§ DO THIS
Each entry below is to be transcribed exactly.

§ PROVIDED RECORDS
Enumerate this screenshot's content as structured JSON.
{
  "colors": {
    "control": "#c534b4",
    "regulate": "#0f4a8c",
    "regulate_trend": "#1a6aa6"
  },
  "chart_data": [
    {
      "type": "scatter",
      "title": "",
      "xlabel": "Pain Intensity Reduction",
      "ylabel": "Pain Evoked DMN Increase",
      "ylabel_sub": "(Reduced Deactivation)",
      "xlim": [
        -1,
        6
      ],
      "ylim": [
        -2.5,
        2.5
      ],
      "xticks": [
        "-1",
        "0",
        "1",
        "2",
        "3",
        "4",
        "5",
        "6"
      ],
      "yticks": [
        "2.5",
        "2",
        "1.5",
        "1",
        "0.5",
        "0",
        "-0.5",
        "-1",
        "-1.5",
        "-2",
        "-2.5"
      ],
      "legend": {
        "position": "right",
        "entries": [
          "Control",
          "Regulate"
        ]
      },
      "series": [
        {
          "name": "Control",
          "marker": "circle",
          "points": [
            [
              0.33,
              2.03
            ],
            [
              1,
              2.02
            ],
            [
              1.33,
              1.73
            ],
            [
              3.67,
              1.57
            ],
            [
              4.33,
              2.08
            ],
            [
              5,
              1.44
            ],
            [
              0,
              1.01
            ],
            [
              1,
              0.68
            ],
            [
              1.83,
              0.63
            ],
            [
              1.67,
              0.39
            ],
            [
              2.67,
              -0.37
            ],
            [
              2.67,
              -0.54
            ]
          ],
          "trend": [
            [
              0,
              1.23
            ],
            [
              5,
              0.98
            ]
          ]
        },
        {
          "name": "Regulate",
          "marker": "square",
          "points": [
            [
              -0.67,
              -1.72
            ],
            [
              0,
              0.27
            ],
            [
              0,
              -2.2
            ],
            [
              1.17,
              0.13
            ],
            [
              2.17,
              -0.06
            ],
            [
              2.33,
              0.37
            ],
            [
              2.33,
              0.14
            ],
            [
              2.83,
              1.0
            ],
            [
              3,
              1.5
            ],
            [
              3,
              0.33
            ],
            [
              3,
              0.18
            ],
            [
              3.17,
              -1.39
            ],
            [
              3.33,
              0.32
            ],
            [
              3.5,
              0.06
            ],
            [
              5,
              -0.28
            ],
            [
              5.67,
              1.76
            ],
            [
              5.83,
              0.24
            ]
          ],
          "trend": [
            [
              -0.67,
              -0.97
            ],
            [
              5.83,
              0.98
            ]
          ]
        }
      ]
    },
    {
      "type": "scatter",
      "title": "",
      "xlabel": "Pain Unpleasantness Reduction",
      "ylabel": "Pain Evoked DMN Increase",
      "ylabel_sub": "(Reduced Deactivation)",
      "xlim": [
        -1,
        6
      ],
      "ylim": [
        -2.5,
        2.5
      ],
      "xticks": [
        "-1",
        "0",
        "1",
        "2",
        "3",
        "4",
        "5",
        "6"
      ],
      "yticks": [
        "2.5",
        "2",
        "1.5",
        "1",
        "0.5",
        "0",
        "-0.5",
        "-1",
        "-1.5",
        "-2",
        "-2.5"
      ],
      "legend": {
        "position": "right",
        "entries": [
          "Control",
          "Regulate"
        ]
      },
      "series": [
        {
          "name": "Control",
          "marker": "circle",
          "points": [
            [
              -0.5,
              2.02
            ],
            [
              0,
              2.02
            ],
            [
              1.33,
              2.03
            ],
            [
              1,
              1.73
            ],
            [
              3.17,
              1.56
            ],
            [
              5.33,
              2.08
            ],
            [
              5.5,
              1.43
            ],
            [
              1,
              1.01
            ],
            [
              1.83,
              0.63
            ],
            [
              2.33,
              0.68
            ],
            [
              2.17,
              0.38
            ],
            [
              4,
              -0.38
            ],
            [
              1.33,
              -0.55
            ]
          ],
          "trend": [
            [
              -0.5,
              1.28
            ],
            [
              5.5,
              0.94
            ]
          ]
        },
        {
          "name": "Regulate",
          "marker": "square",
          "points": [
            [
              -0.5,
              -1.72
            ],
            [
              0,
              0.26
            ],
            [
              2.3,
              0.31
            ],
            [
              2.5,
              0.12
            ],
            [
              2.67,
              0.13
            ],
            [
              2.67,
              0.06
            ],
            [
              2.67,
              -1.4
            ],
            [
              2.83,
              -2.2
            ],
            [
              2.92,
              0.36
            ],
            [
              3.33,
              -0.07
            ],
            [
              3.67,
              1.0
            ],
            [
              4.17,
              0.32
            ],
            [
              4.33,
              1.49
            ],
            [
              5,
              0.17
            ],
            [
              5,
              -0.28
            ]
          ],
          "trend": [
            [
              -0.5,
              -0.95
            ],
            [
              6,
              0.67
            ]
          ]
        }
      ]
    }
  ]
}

§ WRITTEN RESPONSE
Enumerate this screenshot's content as structured JSON.
{
  "colors": {
    "control": "#c534b4",
    "regulate": "#0f4a8c",
    "regulate_trend": "#1a6aa6"
  },
  "chart_data": [
    {
      "type": "scatter",
      "title": "",
      "xlabel": "Pain Intensity Reduction",
      "ylabel": "Pain Evoked DMN Increase",
      "ylabel_sub": "(Reduced Deactivation)",
      "xlim": [
        -1,
        6
      ],
      "ylim": [
        -2.5,
        2.5
      ],
      "xticks": [
        "-1",
        "0",
        "1",
        "2",
        "3",
        "4",
        "5",
        "6"
      ],
      "yticks": [
        "2.5",
        "2",
        "1.5",
        "1",
        "0.5",
        "0",
        "-0.5",
        "-1",
        "-1.5",
        "-2",
        "-2.5"
      ],
      "legend": {
        "position": "right",
        "entries": [
          "Control",
          "Regulate"
        ]
      },
      "series": [
        {
          "name": "Control",
          "marker": "circle",
          "points": [
            [
              0.33,
              2.03
            ],
            [
              1,
              2.02
            ],
            [
              1.33,
              1.73
            ],
            [
              3.67,
              1.57
            ],
            [
              4.33,
              2.08
            ],
            [
              5,
              1.44
            ],
            [
              0,
              1.01
            ],
            [
              1,
              0.68
            ],
            [
              1.83,
              0.63
            ],
            [
              1.67,
              0.39
            ],
            [
              2.67,
              -0.37
            ],
            [
              2.67,
              -0.54
            ]
          ],
          "trend": [
            [
              0,
              1.23
            ],
            [
              5,
              0.98
            ]
          ]
        },
        {
          "name": "Regulate",
          "marker": "square",
          "points": [
            [
              -0.67,
              -1.72
            ],
            [
              0,
              0.27
            ],
            [
              0,
              -2.2
            ],
            [
              1.17,
              0.13
            ],
            [
              2.17,
              -0.06
            ],
            [
              2.33,
              0.37
            ],
            [
              2.33,
              0.14
            ],
            [
              2.83,
              1.0
            ],
            [
              3,
              1.5
            ],
            [
              3,
              0.33
            ],
            [
              3,
              0.18
            ],
            [
              3.17,
              -1.39
            ],
            [
              3.33,
              0.32
            ],
            [
              3.5,
              0.06
            ],
            [
              5,
              -0.28
            ],
            [
              5.67,
              1.76
            ],
            [
              5.83,
              0.24
            ]
          ],
          "trend": [
            [
              -0.67,
              -0.97
            ],
            [
              5.83,
              0.98
            ]
          ]
        }
      ]
    },
    {
      "type": "scatter",
      "title": "",
      "xlabel": "Pain Unpleasantness Reduction",
      "ylabel": "Pain Evoked DMN Increase",
      "ylabel_sub": "(Reduced Deactivation)",
      "xlim": [
        -1,
        6
      ],
      "ylim": [
        -2.5,
        2.5
      ],
      "xticks": [
        "-1",
        "0",
        "1",
        "2",
        "3",
        "4",
        "5",
        "6"
      ],
      "yticks": [
        "2.5",
        "2",
        "1.5",
        "1",
        "0.5",
        "0",
        "-0.5",
        "-1",
        "-1.5",
        "-2",
        "-2.5"
      ],
      "legend": {
        "position": "right",
        "entries": [
          "Control",
          "Regulate"
        ]
      },
      "series": [
        {
          "name": "Control",
          "marker": "circle",
          "points": [
            [
              -0.5,
              2.02
            ],
            [
              0,
              2.02
            ],
            [
              1.33,
              2.03
            ],
            [
              1,
              1.73
            ],
            [
              3.17,
              1.56
            ],
            [
              5.33,
              2.08
            ],
            [
              5.5,
              1.43
            ],
            [
              1,
              1.01
            ],
            [
              1.83,
              0.63
            ],
            [
              2.33,
              0.68
            ],
            [
              2.17,
              0.38
            ],
            [
              4,
              -0.38
            ],
            [
              1.33,
              -0.55
            ]
          ],
          "trend": [
            [
              -0.5,
              1.28
            ],
            [
              5.5,
              0.94
            ]
          ]
        },
        {
          "name": "Regulate",
          "marker": "square",
          "points": [
            [
              -0.5,
              -1.72
            ],
            [
              0,
              0.26
            ],
            [
              2.3,
              0.31
            ],
            [
              2.5,
              0.12
            ],
            [
              2.67,
              0.13
            ],
            [
              2.67,
              0.06
            ],
            [
              2.67,
              -1.4
            ],
            [
              2.83,
              -2.2
            ],
            [
              2.92,
              0.36
            ],
            [
              3.33,
              -0.07
            ],
            [
              3.67,
              1.0
            ],
            [
              4.17,
              0.32
            ],
            [
              4.33,
              1.49
            ],
            [
              5,
              0.17
            ],
            [
              5,
              -0.28
            ]
          ],
          "trend": [
            [
              -0.5,
              -0.95
            ],
            [
              6,
              0.67
            ]
          ]
        }
      ]
    }
  ]
}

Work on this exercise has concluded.